▶ _GOAL_
Make an exact copy of the lines below.

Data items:
▬▬▬▬▬▬
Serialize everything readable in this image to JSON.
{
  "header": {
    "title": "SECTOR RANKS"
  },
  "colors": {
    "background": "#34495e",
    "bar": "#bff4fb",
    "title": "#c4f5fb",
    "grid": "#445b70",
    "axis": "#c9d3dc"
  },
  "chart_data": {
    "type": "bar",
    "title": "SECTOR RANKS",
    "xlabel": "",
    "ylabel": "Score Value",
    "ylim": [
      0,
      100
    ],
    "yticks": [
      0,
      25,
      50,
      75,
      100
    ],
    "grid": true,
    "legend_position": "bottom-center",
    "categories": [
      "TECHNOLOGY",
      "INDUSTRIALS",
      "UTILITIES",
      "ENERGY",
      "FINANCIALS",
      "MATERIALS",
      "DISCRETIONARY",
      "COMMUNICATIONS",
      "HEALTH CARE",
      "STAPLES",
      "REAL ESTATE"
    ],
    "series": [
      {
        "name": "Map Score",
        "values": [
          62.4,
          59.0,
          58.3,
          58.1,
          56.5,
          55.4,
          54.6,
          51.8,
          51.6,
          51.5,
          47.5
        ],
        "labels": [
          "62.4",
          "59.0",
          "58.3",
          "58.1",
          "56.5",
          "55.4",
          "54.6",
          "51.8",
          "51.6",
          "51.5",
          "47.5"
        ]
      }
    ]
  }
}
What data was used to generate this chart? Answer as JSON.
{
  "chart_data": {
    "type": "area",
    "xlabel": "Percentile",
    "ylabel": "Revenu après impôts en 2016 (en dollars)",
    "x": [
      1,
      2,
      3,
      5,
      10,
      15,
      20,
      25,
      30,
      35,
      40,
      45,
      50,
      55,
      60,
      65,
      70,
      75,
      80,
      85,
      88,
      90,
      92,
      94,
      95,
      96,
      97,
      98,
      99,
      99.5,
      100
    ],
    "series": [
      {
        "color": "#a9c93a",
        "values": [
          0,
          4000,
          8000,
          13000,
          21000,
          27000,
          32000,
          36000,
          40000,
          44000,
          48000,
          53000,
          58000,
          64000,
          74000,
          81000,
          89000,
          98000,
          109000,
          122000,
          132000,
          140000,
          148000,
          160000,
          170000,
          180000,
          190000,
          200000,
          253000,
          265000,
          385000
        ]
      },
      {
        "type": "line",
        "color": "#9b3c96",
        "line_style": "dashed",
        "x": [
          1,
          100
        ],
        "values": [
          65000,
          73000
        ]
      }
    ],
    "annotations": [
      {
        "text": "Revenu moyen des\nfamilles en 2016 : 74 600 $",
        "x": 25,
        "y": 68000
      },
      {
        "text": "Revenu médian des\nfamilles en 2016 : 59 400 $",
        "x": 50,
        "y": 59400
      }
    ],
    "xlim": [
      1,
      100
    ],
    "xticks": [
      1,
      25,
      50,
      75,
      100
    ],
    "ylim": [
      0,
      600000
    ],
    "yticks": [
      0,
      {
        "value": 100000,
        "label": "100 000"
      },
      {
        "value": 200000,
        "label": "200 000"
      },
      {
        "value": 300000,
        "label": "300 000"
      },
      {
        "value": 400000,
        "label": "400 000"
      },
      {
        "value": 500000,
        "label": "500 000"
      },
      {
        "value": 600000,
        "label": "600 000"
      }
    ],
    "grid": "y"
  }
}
▬▬▬▬▬▬
▶ _ANSWER_
Serialize everything readable in this image to JSON.
{
  "header": {
    "title": "SECTOR RANKS"
  },
  "colors": {
    "background": "#34495e",
    "bar": "#bff4fb",
    "title": "#c4f5fb",
    "grid": "#445b70",
    "axis": "#c9d3dc"
  },
  "chart_data": {
    "type": "bar",
    "title": "SECTOR RANKS",
    "xlabel": "",
    "ylabel": "Score Value",
    "ylim": [
      0,
      100
    ],
    "yticks": [
      0,
      25,
      50,
      75,
      100
    ],
    "grid": true,
    "legend_position": "bottom-center",
    "categories": [
      "TECHNOLOGY",
      "INDUSTRIALS",
      "UTILITIES",
      "ENERGY",
      "FINANCIALS",
      "MATERIALS",
      "DISCRETIONARY",
      "COMMUNICATIONS",
      "HEALTH CARE",
      "STAPLES",
      "REAL ESTATE"
    ],
    "series": [
      {
        "name": "Map Score",
        "values": [
          62.4,
          59.0,
          58.3,
          58.1,
          56.5,
          55.4,
          54.6,
          51.8,
          51.6,
          51.5,
          47.5
        ],
        "labels": [
          "62.4",
          "59.0",
          "58.3",
          "58.1",
          "56.5",
          "55.4",
          "54.6",
          "51.8",
          "51.6",
          "51.5",
          "47.5"
        ]
      }
    ]
  }
}
What data was used to generate this chart? Answer as JSON.
{
  "chart_data": {
    "type": "area",
    "xlabel": "Percentile",
    "ylabel": "Revenu après impôts en 2016 (en dollars)",
    "x": [
      1,
      2,
      3,
      5,
      10,
      15,
      20,
      25,
      30,
      35,
      40,
      45,
      50,
      55,
      60,
      65,
      70,
      75,
      80,
      85,
      88,
      90,
      92,
      94,
      95,
      96,
      97,
      98,
      99,
      99.5,
      100
    ],
    "series": [
      {
        "color": "#a9c93a",
        "values": [
          0,
          4000,
          8000,
          13000,
          21000,
          27000,
          32000,
          36000,
          40000,
          44000,
          48000,
          53000,
          58000,
          64000,
          74000,
          81000,
          89000,
          98000,
          109000,
          122000,
          132000,
          140000,
          148000,
          160000,
          170000,
          180000,
          190000,
          200000,
          253000,
          265000,
          385000
        ]
      },
      {
        "type": "line",
        "color": "#9b3c96",
        "line_style": "dashed",
        "x": [
          1,
          100
        ],
        "values": [
          65000,
          73000
        ]
      }
    ],
    "annotations": [
      {
        "text": "Revenu moyen des\nfamilles en 2016 : 74 600 $",
        "x": 25,
        "y": 68000
      },
      {
        "text": "Revenu médian des\nfamilles en 2016 : 59 400 $",
        "x": 50,
        "y": 59400
      }
    ],
    "xlim": [
      1,
      100
    ],
    "xticks": [
      1,
      25,
      50,
      75,
      100
    ],
    "ylim": [
      0,
      600000
    ],
    "yticks": [
      0,
      {
        "value": 100000,
        "label": "100 000"
      },
      {
        "value": 200000,
        "label": "200 000"
      },
      {
        "value": 300000,
        "label": "300 000"
      },
      {
        "value": 400000,
        "label": "400 000"
      },
      {
        "value": 500000,
        "label": "500 000"
      },
      {
        "value": 600000,
        "label": "600 000"
      }
    ],
    "grid": "y"
  }
}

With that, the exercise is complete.